■ What to do
Copy out every line exactly, from the one containing "candle-body xyxy=(469,204,478,215)" down to the one containing "candle-body xyxy=(481,200,491,205)", both included.
-- Start of Data provided --
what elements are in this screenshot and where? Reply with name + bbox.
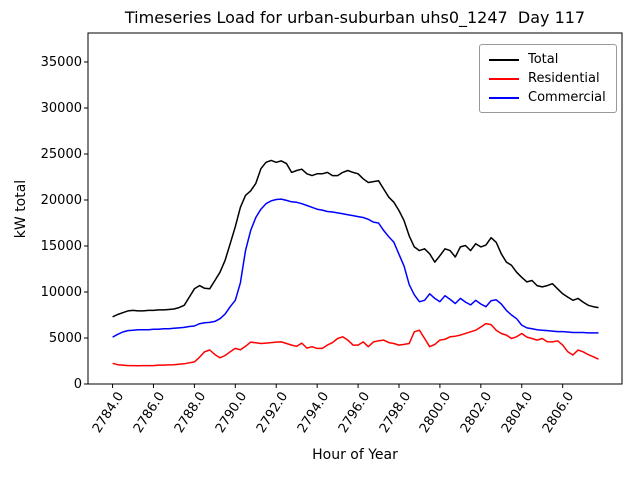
y-tick-label: 30000 (40, 100, 82, 116)
legend-line-residential (489, 77, 519, 80)
x-axis-label: Hour of Year (312, 447, 398, 463)
legend-label-total: Total (528, 52, 559, 67)
y-tick-label: 5000 (48, 330, 82, 346)
y-tick-label: 10000 (40, 284, 82, 300)
legend: Total Residential Commercial (479, 44, 617, 113)
legend-entry-residential: Residential (480, 69, 616, 88)
series-line-commercial (112, 198, 599, 338)
legend-label-commercial: Commercial (528, 90, 606, 105)
y-tick-label: 0 (73, 377, 82, 392)
y-tick-label: 35000 (40, 54, 82, 70)
series-line-residential (112, 322, 599, 367)
legend-line-total (489, 58, 519, 61)
legend-label-residential: Residential (528, 71, 600, 86)
y-tick-label: 25000 (40, 146, 82, 162)
legend-line-commercial (489, 96, 519, 99)
y-tick-label: 15000 (40, 238, 82, 254)
series-line-total (112, 159, 599, 318)
legend-entry-commercial: Commercial (480, 88, 616, 107)
y-tick-label: 20000 (40, 192, 82, 208)
axes-frame (87, 32, 623, 385)
chart-title: Timeseries Load for urban-suburban uhs0_… (124, 8, 586, 27)
legend-entry-total: Total (480, 50, 616, 69)
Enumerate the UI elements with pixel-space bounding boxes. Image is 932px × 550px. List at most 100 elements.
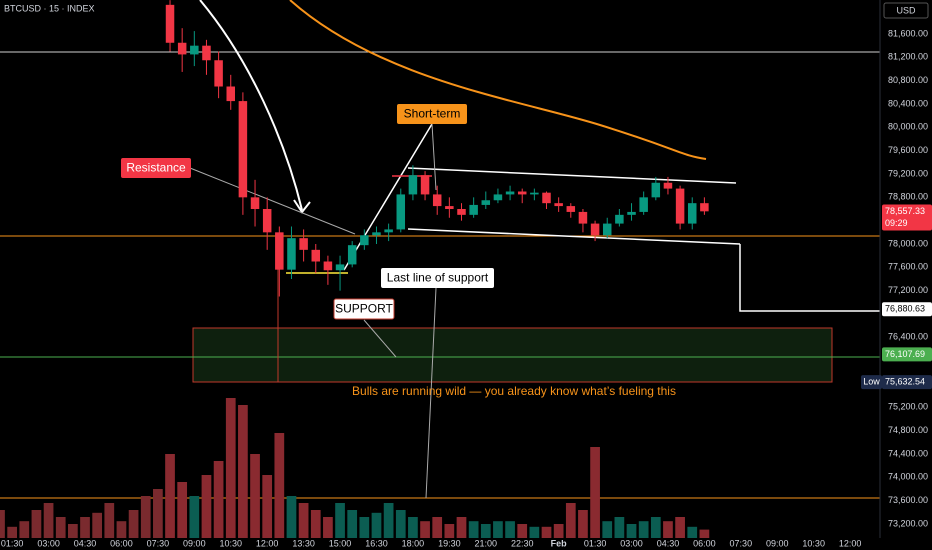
candle-body xyxy=(469,204,478,215)
volume-bar xyxy=(298,503,309,538)
volume-bar xyxy=(675,517,685,538)
volume-bar xyxy=(225,398,236,538)
y-tick-label: 80,000.00 xyxy=(888,122,928,132)
candle-body xyxy=(238,101,248,198)
resistance-box xyxy=(121,158,191,178)
price-tag-prefix: Low xyxy=(863,376,880,386)
volume-bar xyxy=(371,512,382,538)
volume-bar xyxy=(663,521,673,538)
candle-body xyxy=(639,197,648,212)
price-tag-label: 75,632.54 xyxy=(885,376,925,386)
volume-bar xyxy=(602,521,613,538)
channel-bottom xyxy=(407,228,741,245)
volume-bar xyxy=(92,512,103,538)
y-tick-label: 77,200.00 xyxy=(888,285,928,295)
candle-body xyxy=(663,182,673,189)
x-tick-label: 10:30 xyxy=(219,538,242,548)
y-tick-label: 78,000.00 xyxy=(888,238,928,248)
volume-bar xyxy=(310,510,321,538)
candle-body xyxy=(396,194,406,230)
price-tag xyxy=(882,204,932,231)
volume-bar xyxy=(43,503,54,538)
connector xyxy=(425,287,437,499)
short-term-box xyxy=(397,104,467,124)
volume-bar xyxy=(505,521,515,538)
volume-bar xyxy=(480,524,491,538)
volume-bar xyxy=(565,503,576,538)
candle-body xyxy=(262,209,272,233)
candle-body xyxy=(250,197,260,210)
x-tick-label: 04:30 xyxy=(657,538,680,548)
caption: Bulls are running wild — you already kno… xyxy=(352,384,676,398)
candle-body xyxy=(384,229,393,233)
y-tick-label: 80,800.00 xyxy=(888,75,928,85)
connector xyxy=(431,123,437,191)
candle-body xyxy=(517,191,527,195)
x-tick-label: 01:30 xyxy=(584,538,607,548)
price-tag-label: 76,880.63 xyxy=(885,304,925,314)
candle-body xyxy=(542,192,551,204)
y-tick-label: 80,400.00 xyxy=(888,98,928,108)
candle-body xyxy=(226,86,235,102)
candle-body xyxy=(554,203,563,207)
price-tag-countdown: 09:29 xyxy=(885,218,908,228)
y-tick-label: 75,200.00 xyxy=(888,402,928,412)
price-axis xyxy=(880,0,932,550)
marks xyxy=(0,0,710,538)
price-tag-label: 76,107.69 xyxy=(885,349,925,359)
volume-bar xyxy=(359,517,370,538)
channel-top xyxy=(407,167,737,184)
volume-bar xyxy=(590,447,600,538)
volume-bar xyxy=(408,517,418,538)
x-tick-label: 06:00 xyxy=(110,538,133,548)
candle-body xyxy=(481,200,491,205)
y-tick-label: 81,200.00 xyxy=(888,52,928,62)
candle-body xyxy=(445,206,454,210)
x-tick-label: 18:00 xyxy=(402,538,425,548)
x-tick-label: 07:30 xyxy=(147,538,170,548)
x-tick-label: 21:00 xyxy=(475,538,498,548)
y-tick-label: 81,600.00 xyxy=(888,28,928,38)
volume-bar xyxy=(213,461,224,538)
y-tick-label: 73,600.00 xyxy=(888,495,928,505)
symbol: BTCUSD · 15 · INDEX xyxy=(4,3,95,13)
candle-body xyxy=(420,175,430,195)
candle-body xyxy=(590,223,600,236)
volume-bar xyxy=(650,517,661,538)
candle-body xyxy=(627,211,636,215)
x-tick-label: 04:30 xyxy=(74,538,97,548)
volume-bar xyxy=(128,510,139,538)
last-support-box xyxy=(381,268,494,288)
volume-bar xyxy=(31,510,42,538)
x-tick-label: 22:30 xyxy=(511,538,534,548)
x-tick-label: 13:30 xyxy=(292,538,315,548)
candle-body xyxy=(493,194,503,201)
volume-bar xyxy=(444,524,455,538)
candle-body xyxy=(165,4,175,43)
volume-bar xyxy=(626,524,637,538)
x-tick-label: Feb xyxy=(551,538,568,548)
volume-bar xyxy=(699,529,710,538)
connector xyxy=(343,123,433,271)
volume-bar xyxy=(541,526,552,538)
connector xyxy=(189,167,356,235)
currency-box xyxy=(883,2,929,19)
candle-body xyxy=(372,232,381,236)
y-tick-label: 76,400.00 xyxy=(888,332,928,342)
candle-body xyxy=(311,249,321,262)
candle-body xyxy=(615,214,624,224)
volume-bar xyxy=(517,524,528,538)
y-tick-label: 78,800.00 xyxy=(888,192,928,202)
volume-bar xyxy=(286,496,297,538)
candle-body xyxy=(360,235,369,246)
annotations: Resistance Short-term Last line of suppo… xyxy=(121,104,676,398)
support-zone xyxy=(192,327,833,383)
candle-body xyxy=(323,261,333,271)
candle-body xyxy=(675,188,685,224)
x-tick-label: 10:30 xyxy=(802,538,825,548)
x-tick-label: 19:30 xyxy=(438,538,461,548)
candle-body xyxy=(578,211,588,224)
candle-body xyxy=(700,203,709,212)
candle-body xyxy=(566,206,576,212)
arrow xyxy=(199,0,303,211)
-- End of Data provided --
■ Final answer
candle-body xyxy=(469,204,478,215)
volume-bar xyxy=(298,503,309,538)
volume-bar xyxy=(675,517,685,538)
volume-bar xyxy=(225,398,236,538)
y-tick-label: 80,000.00 xyxy=(888,122,928,132)
candle-body xyxy=(238,101,248,198)
resistance-box xyxy=(121,158,191,178)
price-tag-prefix: Low xyxy=(863,376,880,386)
volume-bar xyxy=(371,512,382,538)
volume-bar xyxy=(663,521,673,538)
candle-body xyxy=(639,197,648,212)
price-tag-label: 75,632.54 xyxy=(885,376,925,386)
volume-bar xyxy=(602,521,613,538)
channel-bottom xyxy=(407,228,741,245)
volume-bar xyxy=(92,512,103,538)
y-tick-label: 77,200.00 xyxy=(888,285,928,295)
candle-body xyxy=(663,182,673,189)
x-tick-label: 10:30 xyxy=(219,538,242,548)
y-tick-label: 78,000.00 xyxy=(888,238,928,248)
volume-bar xyxy=(310,510,321,538)
candle-body xyxy=(396,194,406,230)
price-tag xyxy=(882,204,932,231)
volume-bar xyxy=(43,503,54,538)
connector xyxy=(425,287,437,499)
short-term-box xyxy=(397,104,467,124)
volume-bar xyxy=(505,521,515,538)
volume-bar xyxy=(480,524,491,538)
volume-bar xyxy=(565,503,576,538)
candle-body xyxy=(262,209,272,233)
candle-body xyxy=(250,197,260,210)
x-tick-label: 04:30 xyxy=(657,538,680,548)
caption: Bulls are running wild — you already kno… xyxy=(352,384,676,398)
candle-body xyxy=(384,229,393,233)
y-tick-label: 80,800.00 xyxy=(888,75,928,85)
connector xyxy=(431,123,437,191)
candle-body xyxy=(517,191,527,195)
x-tick-label: 01:30 xyxy=(584,538,607,548)
price-tag-label: 76,880.63 xyxy=(885,304,925,314)
candle-body xyxy=(542,192,551,204)
y-tick-label: 80,400.00 xyxy=(888,98,928,108)
candle-body xyxy=(226,86,235,102)
candle-body xyxy=(554,203,563,207)
price-tag-countdown: 09:29 xyxy=(885,218,908,228)
y-tick-label: 75,200.00 xyxy=(888,402,928,412)
price-axis xyxy=(880,0,932,550)
marks xyxy=(0,0,710,538)
price-tag-label: 76,107.69 xyxy=(885,349,925,359)
volume-bar xyxy=(359,517,370,538)
channel-top xyxy=(407,167,737,184)
volume-bar xyxy=(590,447,600,538)
volume-bar xyxy=(408,517,418,538)
x-tick-label: 06:00 xyxy=(110,538,133,548)
candle-body xyxy=(481,200,491,205)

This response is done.